(TASK DESCRIPTION) Every entry that follows should be repeated exactly; drop the images.

[Records from a data source]
+++++

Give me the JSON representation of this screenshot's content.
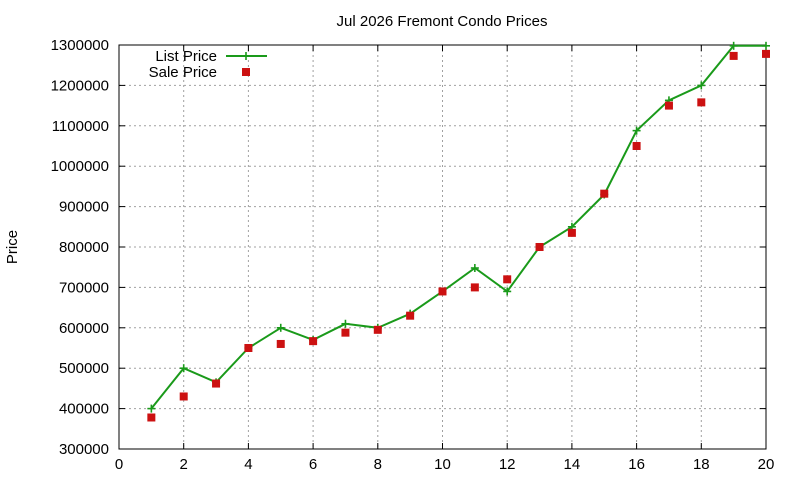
{
  "chart_data": {
    "type": "line",
    "title": "Jul 2026 Fremont Condo Prices",
    "xlabel": "",
    "ylabel": "Price",
    "xlim": [
      0,
      20
    ],
    "ylim": [
      300000,
      1300000
    ],
    "x_ticks": [
      0,
      2,
      4,
      6,
      8,
      10,
      12,
      14,
      16,
      18,
      20
    ],
    "y_ticks": [
      300000,
      400000,
      500000,
      600000,
      700000,
      800000,
      900000,
      1000000,
      1100000,
      1200000,
      1300000
    ],
    "grid": true,
    "legend_position": "top-left",
    "series": [
      {
        "name": "List Price",
        "style": "line-with-plus-markers",
        "color": "#1a9a1a",
        "x": [
          1,
          2,
          3,
          4,
          5,
          6,
          7,
          8,
          9,
          10,
          11,
          12,
          13,
          14,
          15,
          16,
          17,
          18,
          19,
          20
        ],
        "values": [
          400000,
          500000,
          465000,
          550000,
          600000,
          570000,
          610000,
          600000,
          635000,
          690000,
          748000,
          690000,
          800000,
          850000,
          930000,
          1088000,
          1163000,
          1200000,
          1298000,
          1298000
        ]
      },
      {
        "name": "Sale Price",
        "style": "square-markers",
        "color": "#cc1111",
        "x": [
          1,
          2,
          3,
          4,
          5,
          6,
          7,
          8,
          9,
          10,
          11,
          12,
          13,
          14,
          15,
          16,
          17,
          18,
          19,
          20
        ],
        "values": [
          378000,
          430000,
          462000,
          550000,
          560000,
          567000,
          588000,
          595000,
          630000,
          690000,
          700000,
          720000,
          800000,
          835000,
          932000,
          1050000,
          1150000,
          1158000,
          1273000,
          1278000
        ]
      }
    ]
  }
}
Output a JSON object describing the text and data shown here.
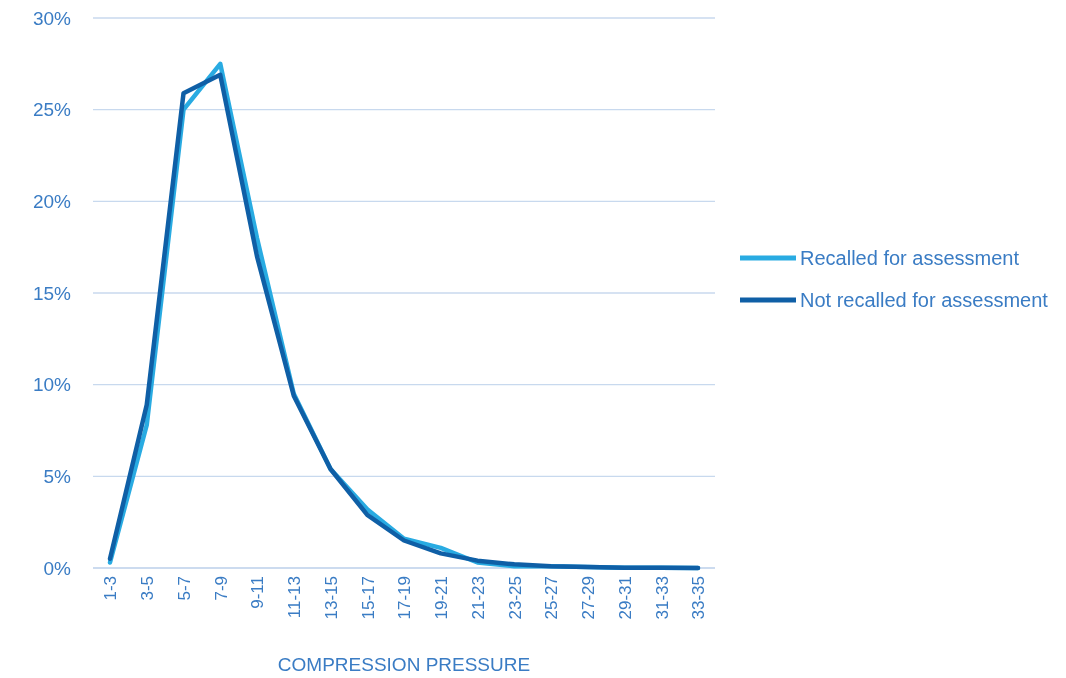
{
  "chart_data": {
    "type": "line",
    "xlabel": "COMPRESSION PRESSURE",
    "categories": [
      "1-3",
      "3-5",
      "5-7",
      "7-9",
      "9-11",
      "11-13",
      "13-15",
      "15-17",
      "17-19",
      "19-21",
      "21-23",
      "23-25",
      "25-27",
      "27-29",
      "29-31",
      "31-33",
      "33-35"
    ],
    "series": [
      {
        "name": "Recalled for assessment",
        "color": "#29abe2",
        "values": [
          0.3,
          7.8,
          25.0,
          27.5,
          18.0,
          9.5,
          5.4,
          3.2,
          1.6,
          1.1,
          0.3,
          0.1,
          0.1,
          0.05,
          0.02,
          0.02,
          0.0
        ]
      },
      {
        "name": "Not recalled for assessment",
        "color": "#0f5fa6",
        "values": [
          0.5,
          8.9,
          25.9,
          26.9,
          17.0,
          9.4,
          5.4,
          2.9,
          1.5,
          0.8,
          0.4,
          0.2,
          0.1,
          0.05,
          0.02,
          0.02,
          0.0
        ]
      }
    ],
    "ylim": [
      0,
      30
    ],
    "yticks": [
      {
        "value": 0,
        "label": "0%"
      },
      {
        "value": 5,
        "label": "5%"
      },
      {
        "value": 10,
        "label": "10%"
      },
      {
        "value": 15,
        "label": "15%"
      },
      {
        "value": 20,
        "label": "20%"
      },
      {
        "value": 25,
        "label": "25%"
      },
      {
        "value": 30,
        "label": "30%"
      }
    ],
    "grid": "y",
    "legend": "right",
    "marker": "none",
    "line_style": "solid"
  }
}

+++++

(ANSWER TO THE EXERCISE)
Give me the JSON representation of this screenshot's content.
{
  "chart_data": {
    "type": "line",
    "title": "Jul 2026 Fremont Condo Prices",
    "xlabel": "",
    "ylabel": "Price",
    "xlim": [
      0,
      20
    ],
    "ylim": [
      300000,
      1300000
    ],
    "x_ticks": [
      0,
      2,
      4,
      6,
      8,
      10,
      12,
      14,
      16,
      18,
      20
    ],
    "y_ticks": [
      300000,
      400000,
      500000,
      600000,
      700000,
      800000,
      900000,
      1000000,
      1100000,
      1200000,
      1300000
    ],
    "grid": true,
    "legend_position": "top-left",
    "series": [
      {
        "name": "List Price",
        "style": "line-with-plus-markers",
        "color": "#1a9a1a",
        "x": [
          1,
          2,
          3,
          4,
          5,
          6,
          7,
          8,
          9,
          10,
          11,
          12,
          13,
          14,
          15,
          16,
          17,
          18,
          19,
          20
        ],
        "values": [
          400000,
          500000,
          465000,
          550000,
          600000,
          570000,
          610000,
          600000,
          635000,
          690000,
          748000,
          690000,
          800000,
          850000,
          930000,
          1088000,
          1163000,
          1200000,
          1298000,
          1298000
        ]
      },
      {
        "name": "Sale Price",
        "style": "square-markers",
        "color": "#cc1111",
        "x": [
          1,
          2,
          3,
          4,
          5,
          6,
          7,
          8,
          9,
          10,
          11,
          12,
          13,
          14,
          15,
          16,
          17,
          18,
          19,
          20
        ],
        "values": [
          378000,
          430000,
          462000,
          550000,
          560000,
          567000,
          588000,
          595000,
          630000,
          690000,
          700000,
          720000,
          800000,
          835000,
          932000,
          1050000,
          1150000,
          1158000,
          1273000,
          1278000
        ]
      }
    ]
  }
}
Output a JSON object describing the text and data shown here.
{
  "chart_data": {
    "type": "line",
    "xlabel": "COMPRESSION PRESSURE",
    "categories": [
      "1-3",
      "3-5",
      "5-7",
      "7-9",
      "9-11",
      "11-13",
      "13-15",
      "15-17",
      "17-19",
      "19-21",
      "21-23",
      "23-25",
      "25-27",
      "27-29",
      "29-31",
      "31-33",
      "33-35"
    ],
    "series": [
      {
        "name": "Recalled for assessment",
        "color": "#29abe2",
        "values": [
          0.3,
          7.8,
          25.0,
          27.5,
          18.0,
          9.5,
          5.4,
          3.2,
          1.6,
          1.1,
          0.3,
          0.1,
          0.1,
          0.05,
          0.02,
          0.02,
          0.0
        ]
      },
      {
        "name": "Not recalled for assessment",
        "color": "#0f5fa6",
        "values": [
          0.5,
          8.9,
          25.9,
          26.9,
          17.0,
          9.4,
          5.4,
          2.9,
          1.5,
          0.8,
          0.4,
          0.2,
          0.1,
          0.05,
          0.02,
          0.02,
          0.0
        ]
      }
    ],
    "ylim": [
      0,
      30
    ],
    "yticks": [
      {
        "value": 0,
        "label": "0%"
      },
      {
        "value": 5,
        "label": "5%"
      },
      {
        "value": 10,
        "label": "10%"
      },
      {
        "value": 15,
        "label": "15%"
      },
      {
        "value": 20,
        "label": "20%"
      },
      {
        "value": 25,
        "label": "25%"
      },
      {
        "value": 30,
        "label": "30%"
      }
    ],
    "grid": "y",
    "legend": "right",
    "marker": "none",
    "line_style": "solid"
  }
}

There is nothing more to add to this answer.